_DIRECTIONS_
Can you rewrite the records from the first line through the line containing "cleaning-date: 22,23 [130, 639, 162, 653]", with "role-label" replaced by "role-tag" and everything else left unchanged?

═════ DATA PROVIDED

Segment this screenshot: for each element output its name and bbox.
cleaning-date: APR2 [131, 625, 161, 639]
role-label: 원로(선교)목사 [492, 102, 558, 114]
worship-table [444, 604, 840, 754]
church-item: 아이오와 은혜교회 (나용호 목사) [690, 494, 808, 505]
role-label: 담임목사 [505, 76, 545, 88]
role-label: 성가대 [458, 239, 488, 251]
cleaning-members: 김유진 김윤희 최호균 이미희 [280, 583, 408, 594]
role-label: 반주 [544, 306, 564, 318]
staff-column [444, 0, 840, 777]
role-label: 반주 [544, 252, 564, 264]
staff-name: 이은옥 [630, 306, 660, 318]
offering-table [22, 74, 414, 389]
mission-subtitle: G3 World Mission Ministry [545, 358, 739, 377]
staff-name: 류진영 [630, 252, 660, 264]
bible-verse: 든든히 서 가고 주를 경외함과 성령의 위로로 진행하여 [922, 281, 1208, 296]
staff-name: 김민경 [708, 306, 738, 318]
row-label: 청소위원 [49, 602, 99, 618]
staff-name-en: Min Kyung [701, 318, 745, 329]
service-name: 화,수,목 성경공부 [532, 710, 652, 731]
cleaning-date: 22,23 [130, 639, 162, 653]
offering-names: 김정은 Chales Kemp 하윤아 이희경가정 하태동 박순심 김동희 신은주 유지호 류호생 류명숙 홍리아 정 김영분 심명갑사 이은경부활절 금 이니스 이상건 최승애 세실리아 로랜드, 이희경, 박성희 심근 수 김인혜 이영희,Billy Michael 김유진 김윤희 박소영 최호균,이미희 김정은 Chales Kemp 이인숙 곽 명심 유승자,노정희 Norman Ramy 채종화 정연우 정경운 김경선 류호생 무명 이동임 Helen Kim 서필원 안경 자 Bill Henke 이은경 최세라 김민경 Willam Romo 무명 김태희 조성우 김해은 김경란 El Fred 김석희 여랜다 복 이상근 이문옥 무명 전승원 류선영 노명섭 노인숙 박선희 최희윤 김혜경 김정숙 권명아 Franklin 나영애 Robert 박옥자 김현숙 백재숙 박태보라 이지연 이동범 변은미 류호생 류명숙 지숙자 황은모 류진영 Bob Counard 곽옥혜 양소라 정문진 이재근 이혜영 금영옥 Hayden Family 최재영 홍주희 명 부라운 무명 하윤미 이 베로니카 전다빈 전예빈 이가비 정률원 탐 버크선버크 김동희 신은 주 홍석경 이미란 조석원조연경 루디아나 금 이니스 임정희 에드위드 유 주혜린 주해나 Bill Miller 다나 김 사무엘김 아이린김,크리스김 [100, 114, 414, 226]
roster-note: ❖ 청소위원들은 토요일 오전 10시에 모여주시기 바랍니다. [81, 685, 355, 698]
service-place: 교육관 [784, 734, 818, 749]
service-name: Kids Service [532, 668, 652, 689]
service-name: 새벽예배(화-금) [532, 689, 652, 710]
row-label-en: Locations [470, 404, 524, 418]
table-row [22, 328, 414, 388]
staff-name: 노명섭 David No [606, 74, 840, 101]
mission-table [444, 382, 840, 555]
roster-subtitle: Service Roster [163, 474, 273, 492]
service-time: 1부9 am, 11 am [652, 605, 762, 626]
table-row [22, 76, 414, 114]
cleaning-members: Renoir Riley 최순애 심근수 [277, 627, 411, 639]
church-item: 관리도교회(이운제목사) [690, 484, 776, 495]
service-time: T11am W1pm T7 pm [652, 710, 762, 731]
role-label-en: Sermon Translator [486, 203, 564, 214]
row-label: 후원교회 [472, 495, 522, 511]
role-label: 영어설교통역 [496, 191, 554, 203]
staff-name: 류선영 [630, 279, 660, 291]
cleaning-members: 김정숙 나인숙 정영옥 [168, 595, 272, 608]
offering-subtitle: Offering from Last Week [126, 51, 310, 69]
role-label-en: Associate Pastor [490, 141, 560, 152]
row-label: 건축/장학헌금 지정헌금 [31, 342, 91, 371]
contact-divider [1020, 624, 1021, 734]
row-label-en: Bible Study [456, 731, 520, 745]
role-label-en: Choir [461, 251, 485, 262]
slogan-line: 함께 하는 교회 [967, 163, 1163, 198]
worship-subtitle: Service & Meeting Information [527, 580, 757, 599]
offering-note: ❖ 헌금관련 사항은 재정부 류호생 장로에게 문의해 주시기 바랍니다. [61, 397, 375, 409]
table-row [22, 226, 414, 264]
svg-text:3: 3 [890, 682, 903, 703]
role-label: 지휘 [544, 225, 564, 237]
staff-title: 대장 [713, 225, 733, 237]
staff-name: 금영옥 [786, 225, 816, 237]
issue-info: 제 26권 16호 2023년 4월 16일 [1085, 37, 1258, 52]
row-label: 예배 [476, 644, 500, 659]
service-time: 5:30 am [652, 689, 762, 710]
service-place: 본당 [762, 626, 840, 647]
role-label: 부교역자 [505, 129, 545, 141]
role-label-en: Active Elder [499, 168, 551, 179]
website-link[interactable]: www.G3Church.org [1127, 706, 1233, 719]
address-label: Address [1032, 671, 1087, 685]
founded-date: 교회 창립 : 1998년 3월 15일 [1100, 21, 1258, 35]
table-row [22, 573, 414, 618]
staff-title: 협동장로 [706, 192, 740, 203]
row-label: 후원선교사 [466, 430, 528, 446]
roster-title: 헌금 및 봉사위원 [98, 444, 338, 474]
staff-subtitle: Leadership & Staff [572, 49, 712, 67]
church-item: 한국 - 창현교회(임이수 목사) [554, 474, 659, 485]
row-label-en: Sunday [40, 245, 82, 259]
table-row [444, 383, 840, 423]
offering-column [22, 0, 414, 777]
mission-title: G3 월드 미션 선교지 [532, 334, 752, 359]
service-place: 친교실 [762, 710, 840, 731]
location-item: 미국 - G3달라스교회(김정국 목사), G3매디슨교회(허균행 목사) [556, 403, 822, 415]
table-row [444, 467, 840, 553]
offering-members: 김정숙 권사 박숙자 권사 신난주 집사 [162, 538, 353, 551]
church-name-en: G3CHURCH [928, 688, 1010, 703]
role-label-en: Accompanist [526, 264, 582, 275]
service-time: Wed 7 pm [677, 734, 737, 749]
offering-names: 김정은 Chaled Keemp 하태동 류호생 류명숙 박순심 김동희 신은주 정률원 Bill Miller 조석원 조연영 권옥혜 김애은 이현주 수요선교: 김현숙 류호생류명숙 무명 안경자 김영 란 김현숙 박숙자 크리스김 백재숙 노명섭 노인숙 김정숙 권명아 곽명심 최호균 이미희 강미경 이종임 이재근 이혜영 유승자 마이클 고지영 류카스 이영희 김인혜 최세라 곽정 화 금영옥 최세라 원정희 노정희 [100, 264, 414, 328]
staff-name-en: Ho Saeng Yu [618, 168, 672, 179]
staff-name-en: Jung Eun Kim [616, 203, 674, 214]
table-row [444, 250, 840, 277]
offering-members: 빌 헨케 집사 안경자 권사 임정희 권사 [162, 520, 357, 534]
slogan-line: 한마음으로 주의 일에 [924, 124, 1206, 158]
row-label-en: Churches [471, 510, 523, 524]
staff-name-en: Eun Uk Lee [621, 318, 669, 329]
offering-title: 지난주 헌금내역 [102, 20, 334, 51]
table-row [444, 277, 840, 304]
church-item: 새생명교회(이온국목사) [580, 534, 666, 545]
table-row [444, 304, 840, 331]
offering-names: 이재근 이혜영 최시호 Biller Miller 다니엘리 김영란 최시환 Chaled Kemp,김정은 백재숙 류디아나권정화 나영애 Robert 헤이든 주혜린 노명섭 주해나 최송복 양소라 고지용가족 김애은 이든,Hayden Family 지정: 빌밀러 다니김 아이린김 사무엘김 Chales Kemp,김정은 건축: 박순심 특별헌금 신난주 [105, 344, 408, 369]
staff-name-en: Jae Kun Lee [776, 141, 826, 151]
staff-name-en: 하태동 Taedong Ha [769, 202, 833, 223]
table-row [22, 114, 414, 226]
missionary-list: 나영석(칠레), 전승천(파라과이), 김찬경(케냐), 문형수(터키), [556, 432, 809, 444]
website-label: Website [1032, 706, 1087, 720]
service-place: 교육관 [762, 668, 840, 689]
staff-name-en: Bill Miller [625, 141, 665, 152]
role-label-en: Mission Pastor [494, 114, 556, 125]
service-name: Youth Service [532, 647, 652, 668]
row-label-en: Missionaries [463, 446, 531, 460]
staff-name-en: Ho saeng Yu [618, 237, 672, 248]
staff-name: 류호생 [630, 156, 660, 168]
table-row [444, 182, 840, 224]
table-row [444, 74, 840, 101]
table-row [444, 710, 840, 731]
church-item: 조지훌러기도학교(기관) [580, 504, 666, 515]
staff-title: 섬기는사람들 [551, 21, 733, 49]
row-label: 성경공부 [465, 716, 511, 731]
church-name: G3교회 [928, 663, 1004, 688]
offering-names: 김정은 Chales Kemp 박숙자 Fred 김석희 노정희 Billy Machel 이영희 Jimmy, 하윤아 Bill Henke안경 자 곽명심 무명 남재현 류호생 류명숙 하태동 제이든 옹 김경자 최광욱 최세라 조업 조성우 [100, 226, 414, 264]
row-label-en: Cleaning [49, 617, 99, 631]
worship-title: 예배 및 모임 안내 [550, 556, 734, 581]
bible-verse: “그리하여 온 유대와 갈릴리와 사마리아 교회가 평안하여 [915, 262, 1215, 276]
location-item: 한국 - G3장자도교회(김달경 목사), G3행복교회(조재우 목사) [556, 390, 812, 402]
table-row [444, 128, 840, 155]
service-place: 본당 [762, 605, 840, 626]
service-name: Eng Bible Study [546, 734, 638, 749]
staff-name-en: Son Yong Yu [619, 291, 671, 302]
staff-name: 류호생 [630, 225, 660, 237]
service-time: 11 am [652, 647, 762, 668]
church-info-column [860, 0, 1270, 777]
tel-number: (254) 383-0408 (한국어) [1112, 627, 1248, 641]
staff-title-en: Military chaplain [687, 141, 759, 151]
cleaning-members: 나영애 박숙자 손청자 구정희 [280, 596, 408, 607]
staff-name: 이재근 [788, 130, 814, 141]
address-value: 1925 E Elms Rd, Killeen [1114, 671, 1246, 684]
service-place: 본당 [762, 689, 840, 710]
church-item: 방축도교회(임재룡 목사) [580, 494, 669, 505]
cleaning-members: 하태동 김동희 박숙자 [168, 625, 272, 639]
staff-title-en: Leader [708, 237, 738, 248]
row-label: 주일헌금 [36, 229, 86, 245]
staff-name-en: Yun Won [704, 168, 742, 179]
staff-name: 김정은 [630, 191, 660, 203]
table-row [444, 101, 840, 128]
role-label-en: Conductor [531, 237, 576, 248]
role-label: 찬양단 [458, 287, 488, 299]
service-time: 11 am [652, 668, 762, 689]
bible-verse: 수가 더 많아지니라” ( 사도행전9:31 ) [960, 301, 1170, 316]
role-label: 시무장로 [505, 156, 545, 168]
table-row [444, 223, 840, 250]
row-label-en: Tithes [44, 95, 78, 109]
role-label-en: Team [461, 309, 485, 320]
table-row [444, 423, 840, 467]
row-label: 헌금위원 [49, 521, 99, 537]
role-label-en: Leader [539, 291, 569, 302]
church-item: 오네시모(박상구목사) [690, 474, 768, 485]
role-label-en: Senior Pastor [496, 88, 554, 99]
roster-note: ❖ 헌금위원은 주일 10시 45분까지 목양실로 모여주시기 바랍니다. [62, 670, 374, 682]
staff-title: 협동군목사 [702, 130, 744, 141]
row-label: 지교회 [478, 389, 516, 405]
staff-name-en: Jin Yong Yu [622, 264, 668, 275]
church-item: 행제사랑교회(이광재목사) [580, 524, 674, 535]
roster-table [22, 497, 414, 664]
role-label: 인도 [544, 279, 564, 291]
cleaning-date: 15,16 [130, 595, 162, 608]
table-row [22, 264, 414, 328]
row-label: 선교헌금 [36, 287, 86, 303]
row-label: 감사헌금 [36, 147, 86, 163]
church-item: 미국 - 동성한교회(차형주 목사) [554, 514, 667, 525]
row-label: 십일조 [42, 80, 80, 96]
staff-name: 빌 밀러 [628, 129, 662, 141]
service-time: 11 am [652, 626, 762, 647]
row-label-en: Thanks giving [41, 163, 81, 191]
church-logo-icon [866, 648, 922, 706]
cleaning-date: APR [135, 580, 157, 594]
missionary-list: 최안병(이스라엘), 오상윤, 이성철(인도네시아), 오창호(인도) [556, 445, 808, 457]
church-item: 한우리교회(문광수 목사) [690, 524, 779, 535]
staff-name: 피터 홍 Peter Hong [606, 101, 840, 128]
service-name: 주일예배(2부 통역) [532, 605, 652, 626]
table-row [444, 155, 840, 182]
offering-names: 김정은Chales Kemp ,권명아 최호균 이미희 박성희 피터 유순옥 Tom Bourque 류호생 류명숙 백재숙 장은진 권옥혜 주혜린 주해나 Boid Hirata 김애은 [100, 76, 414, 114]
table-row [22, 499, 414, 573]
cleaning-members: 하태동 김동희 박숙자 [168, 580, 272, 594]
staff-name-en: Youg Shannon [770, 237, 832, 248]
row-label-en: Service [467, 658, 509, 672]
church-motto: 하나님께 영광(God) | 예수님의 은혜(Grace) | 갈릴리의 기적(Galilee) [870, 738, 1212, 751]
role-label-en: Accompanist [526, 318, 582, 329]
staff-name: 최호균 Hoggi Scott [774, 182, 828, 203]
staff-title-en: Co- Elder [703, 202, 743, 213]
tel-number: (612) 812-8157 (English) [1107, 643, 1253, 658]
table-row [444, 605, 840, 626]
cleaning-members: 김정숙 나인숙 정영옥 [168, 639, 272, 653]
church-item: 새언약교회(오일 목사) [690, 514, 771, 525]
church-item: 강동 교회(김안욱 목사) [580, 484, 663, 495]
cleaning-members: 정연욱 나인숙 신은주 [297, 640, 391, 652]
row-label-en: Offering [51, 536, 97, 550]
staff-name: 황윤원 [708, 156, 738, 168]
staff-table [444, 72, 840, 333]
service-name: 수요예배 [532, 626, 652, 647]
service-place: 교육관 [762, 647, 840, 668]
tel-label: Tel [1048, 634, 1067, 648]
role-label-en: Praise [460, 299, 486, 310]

══════════

_THE RESPONSE_
Segment this screenshot: for each element output its name and bbox.
cleaning-date: APR2 [131, 625, 161, 639]
role-tag: 원로(선교)목사 [492, 102, 558, 114]
worship-table [444, 604, 840, 754]
church-item: 아이오와 은혜교회 (나용호 목사) [690, 494, 808, 505]
role-tag: 담임목사 [505, 76, 545, 88]
role-tag: 성가대 [458, 239, 488, 251]
cleaning-members: 김유진 김윤희 최호균 이미희 [280, 583, 408, 594]
role-tag: 반주 [544, 306, 564, 318]
staff-column [444, 0, 840, 777]
role-tag: 반주 [544, 252, 564, 264]
staff-name: 이은옥 [630, 306, 660, 318]
offering-table [22, 74, 414, 389]
mission-subtitle: G3 World Mission Ministry [545, 358, 739, 377]
staff-name: 류진영 [630, 252, 660, 264]
bible-verse: 든든히 서 가고 주를 경외함과 성령의 위로로 진행하여 [922, 281, 1208, 296]
staff-name: 김민경 [708, 306, 738, 318]
row-label: 청소위원 [49, 602, 99, 618]
staff-name-en: Min Kyung [701, 318, 745, 329]
service-name: 화,수,목 성경공부 [532, 710, 652, 731]
cleaning-date: 22,23 [130, 639, 162, 653]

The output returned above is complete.